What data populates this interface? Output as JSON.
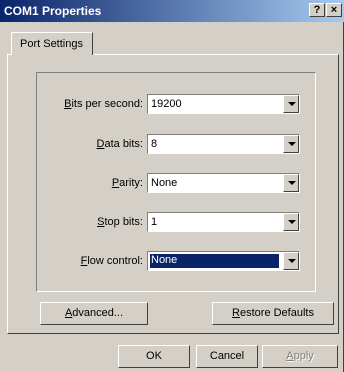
{
  "window": {
    "title": "COM1 Properties",
    "help": "?",
    "close": "×"
  },
  "tab": {
    "label": "Port Settings"
  },
  "fields": [
    {
      "label_key": "B",
      "label_rest": "its per second:",
      "value": "19200"
    },
    {
      "label_key": "D",
      "label_rest": "ata bits:",
      "value": "8"
    },
    {
      "label_key": "P",
      "label_rest": "arity:",
      "value": "None"
    },
    {
      "label_key": "S",
      "label_rest": "top bits:",
      "value": "1"
    },
    {
      "label_key": "F",
      "label_rest": "low control:",
      "value": "None"
    }
  ],
  "buttons": {
    "advanced_key": "A",
    "advanced_rest": "dvanced...",
    "restore_key": "R",
    "restore_rest": "estore Defaults",
    "ok": "OK",
    "cancel": "Cancel",
    "apply_key": "A",
    "apply_rest": "pply"
  }
}
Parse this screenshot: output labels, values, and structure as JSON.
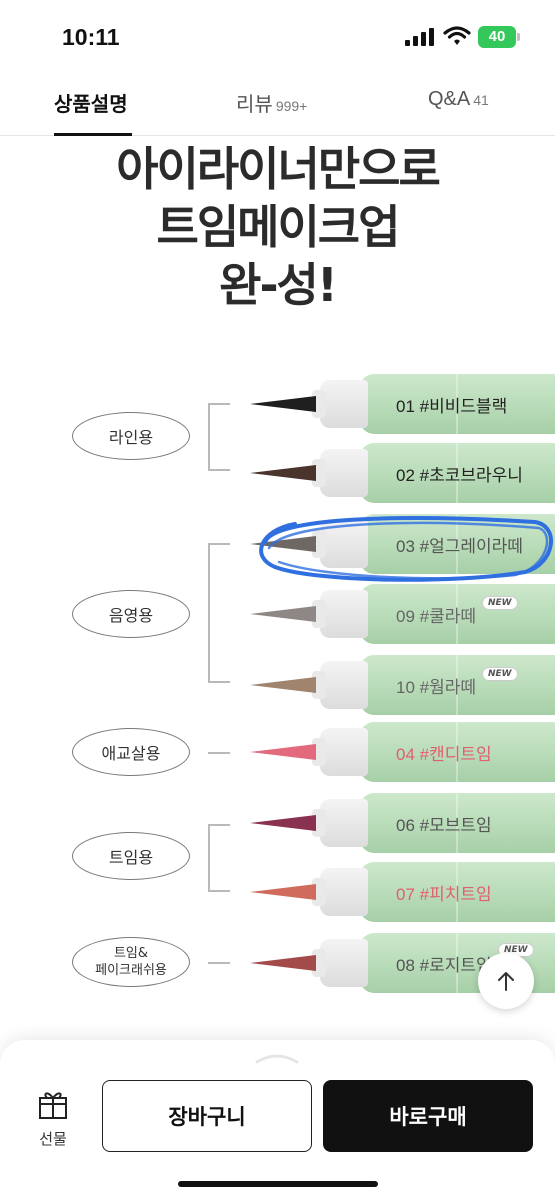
{
  "status": {
    "time": "10:11",
    "battery": "40"
  },
  "tabs": [
    {
      "label": "상품설명",
      "count": ""
    },
    {
      "label": "리뷰",
      "count": "999+"
    },
    {
      "label": "Q&A",
      "count": "41"
    }
  ],
  "hero": {
    "line1": "아이라이너만으로",
    "line2": "트임메이크업",
    "line3": "완-성!"
  },
  "groups": [
    {
      "label": "라인용"
    },
    {
      "label": "음영용"
    },
    {
      "label": "애교살용"
    },
    {
      "label": "트임용"
    },
    {
      "label": "트임&\n페이크래쉬용"
    }
  ],
  "shades": [
    {
      "name": "01 #비비드블랙",
      "tip_color": "#1f1f1f",
      "text_color": "#222222",
      "new": false
    },
    {
      "name": "02 #초코브라우니",
      "tip_color": "#4a342b",
      "text_color": "#222222",
      "new": false
    },
    {
      "name": "03 #얼그레이라떼",
      "tip_color": "#6f6763",
      "text_color": "#555555",
      "new": false
    },
    {
      "name": "09 #쿨라떼",
      "tip_color": "#8e8785",
      "text_color": "#666666",
      "new": true
    },
    {
      "name": "10 #웜라떼",
      "tip_color": "#a0846e",
      "text_color": "#666666",
      "new": true
    },
    {
      "name": "04 #캔디트임",
      "tip_color": "#e36a7c",
      "text_color": "#e0606e",
      "new": false
    },
    {
      "name": "06 #모브트임",
      "tip_color": "#8a3050",
      "text_color": "#555555",
      "new": false
    },
    {
      "name": "07 #피치트임",
      "tip_color": "#d06c5e",
      "text_color": "#e0606e",
      "new": false
    },
    {
      "name": "08 #로지트임",
      "tip_color": "#a34a4a",
      "text_color": "#555555",
      "new": true
    }
  ],
  "new_badge": "NEW",
  "bottom": {
    "gift_label": "선물",
    "cart_label": "장바구니",
    "buy_label": "바로구매"
  },
  "colors": {
    "accent_green": "#34c759",
    "pen_body": "#b6dab6",
    "scribble_blue": "#2f6fe0"
  }
}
★ ★ ★
## WHAT IS NEEDED
Omit every picture, and otherwise quote the entries exactly.

## WRITTEN REPLY
What data populates this interface? Output as JSON.
{
  "window": {
    "title": "COM1 Properties",
    "help": "?",
    "close": "×"
  },
  "tab": {
    "label": "Port Settings"
  },
  "fields": [
    {
      "label_key": "B",
      "label_rest": "its per second:",
      "value": "19200"
    },
    {
      "label_key": "D",
      "label_rest": "ata bits:",
      "value": "8"
    },
    {
      "label_key": "P",
      "label_rest": "arity:",
      "value": "None"
    },
    {
      "label_key": "S",
      "label_rest": "top bits:",
      "value": "1"
    },
    {
      "label_key": "F",
      "label_rest": "low control:",
      "value": "None"
    }
  ],
  "buttons": {
    "advanced_key": "A",
    "advanced_rest": "dvanced...",
    "restore_key": "R",
    "restore_rest": "estore Defaults",
    "ok": "OK",
    "cancel": "Cancel",
    "apply_key": "A",
    "apply_rest": "pply"
  }
}
Parse this screenshot: output labels, values, and structure as JSON.
{
  "status": {
    "time": "10:11",
    "battery": "40"
  },
  "tabs": [
    {
      "label": "상품설명",
      "count": ""
    },
    {
      "label": "리뷰",
      "count": "999+"
    },
    {
      "label": "Q&A",
      "count": "41"
    }
  ],
  "hero": {
    "line1": "아이라이너만으로",
    "line2": "트임메이크업",
    "line3": "완-성!"
  },
  "groups": [
    {
      "label": "라인용"
    },
    {
      "label": "음영용"
    },
    {
      "label": "애교살용"
    },
    {
      "label": "트임용"
    },
    {
      "label": "트임&\n페이크래쉬용"
    }
  ],
  "shades": [
    {
      "name": "01 #비비드블랙",
      "tip_color": "#1f1f1f",
      "text_color": "#222222",
      "new": false
    },
    {
      "name": "02 #초코브라우니",
      "tip_color": "#4a342b",
      "text_color": "#222222",
      "new": false
    },
    {
      "name": "03 #얼그레이라떼",
      "tip_color": "#6f6763",
      "text_color": "#555555",
      "new": false
    },
    {
      "name": "09 #쿨라떼",
      "tip_color": "#8e8785",
      "text_color": "#666666",
      "new": true
    },
    {
      "name": "10 #웜라떼",
      "tip_color": "#a0846e",
      "text_color": "#666666",
      "new": true
    },
    {
      "name": "04 #캔디트임",
      "tip_color": "#e36a7c",
      "text_color": "#e0606e",
      "new": false
    },
    {
      "name": "06 #모브트임",
      "tip_color": "#8a3050",
      "text_color": "#555555",
      "new": false
    },
    {
      "name": "07 #피치트임",
      "tip_color": "#d06c5e",
      "text_color": "#e0606e",
      "new": false
    },
    {
      "name": "08 #로지트임",
      "tip_color": "#a34a4a",
      "text_color": "#555555",
      "new": true
    }
  ],
  "new_badge": "NEW",
  "bottom": {
    "gift_label": "선물",
    "cart_label": "장바구니",
    "buy_label": "바로구매"
  },
  "colors": {
    "accent_green": "#34c759",
    "pen_body": "#b6dab6",
    "scribble_blue": "#2f6fe0"
  }
}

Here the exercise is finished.